What the exercise asks:
Write out the full set of records exactly. Any pictures in them do not belong in the copy.

Data entries:
--------------------------------
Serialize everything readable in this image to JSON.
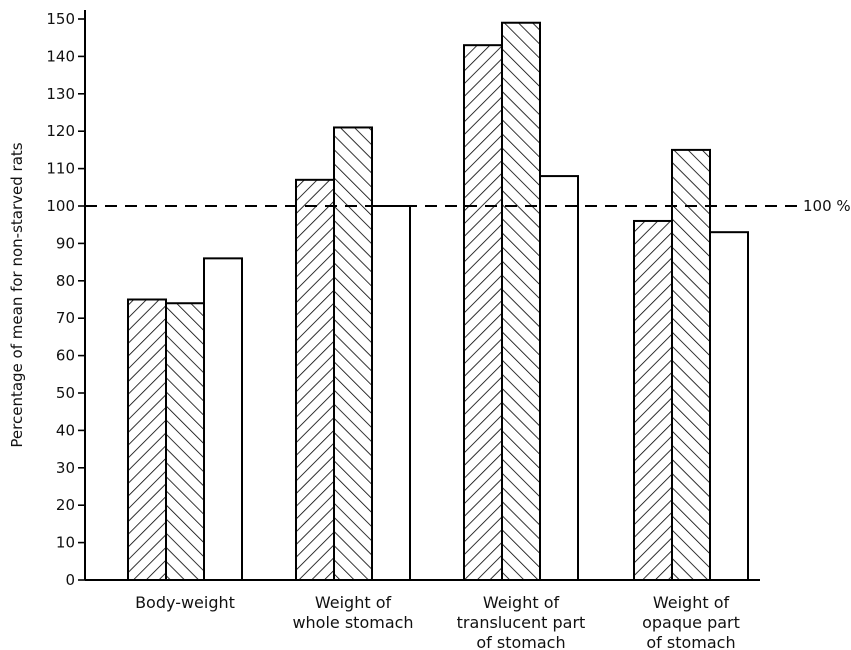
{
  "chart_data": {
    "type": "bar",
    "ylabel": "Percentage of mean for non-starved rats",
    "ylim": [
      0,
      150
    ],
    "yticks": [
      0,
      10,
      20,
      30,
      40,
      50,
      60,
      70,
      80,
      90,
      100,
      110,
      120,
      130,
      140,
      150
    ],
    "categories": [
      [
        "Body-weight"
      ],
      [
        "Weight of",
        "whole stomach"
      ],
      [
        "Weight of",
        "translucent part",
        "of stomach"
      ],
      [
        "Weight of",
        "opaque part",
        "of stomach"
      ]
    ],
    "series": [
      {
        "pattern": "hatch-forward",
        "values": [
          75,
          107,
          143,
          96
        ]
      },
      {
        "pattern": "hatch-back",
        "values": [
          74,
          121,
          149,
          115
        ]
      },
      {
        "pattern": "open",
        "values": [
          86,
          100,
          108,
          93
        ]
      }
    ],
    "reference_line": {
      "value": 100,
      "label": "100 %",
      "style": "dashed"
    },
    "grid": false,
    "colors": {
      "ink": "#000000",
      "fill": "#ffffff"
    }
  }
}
--------------------------------
Correct result:
Serialize everything readable in this image to JSON.
{
  "chart_data": {
    "type": "bar",
    "ylabel": "Percentage of mean for non-starved rats",
    "ylim": [
      0,
      150
    ],
    "yticks": [
      0,
      10,
      20,
      30,
      40,
      50,
      60,
      70,
      80,
      90,
      100,
      110,
      120,
      130,
      140,
      150
    ],
    "categories": [
      [
        "Body-weight"
      ],
      [
        "Weight of",
        "whole stomach"
      ],
      [
        "Weight of",
        "translucent part",
        "of stomach"
      ],
      [
        "Weight of",
        "opaque part",
        "of stomach"
      ]
    ],
    "series": [
      {
        "pattern": "hatch-forward",
        "values": [
          75,
          107,
          143,
          96
        ]
      },
      {
        "pattern": "hatch-back",
        "values": [
          74,
          121,
          149,
          115
        ]
      },
      {
        "pattern": "open",
        "values": [
          86,
          100,
          108,
          93
        ]
      }
    ],
    "reference_line": {
      "value": 100,
      "label": "100 %",
      "style": "dashed"
    },
    "grid": false,
    "colors": {
      "ink": "#000000",
      "fill": "#ffffff"
    }
  }
}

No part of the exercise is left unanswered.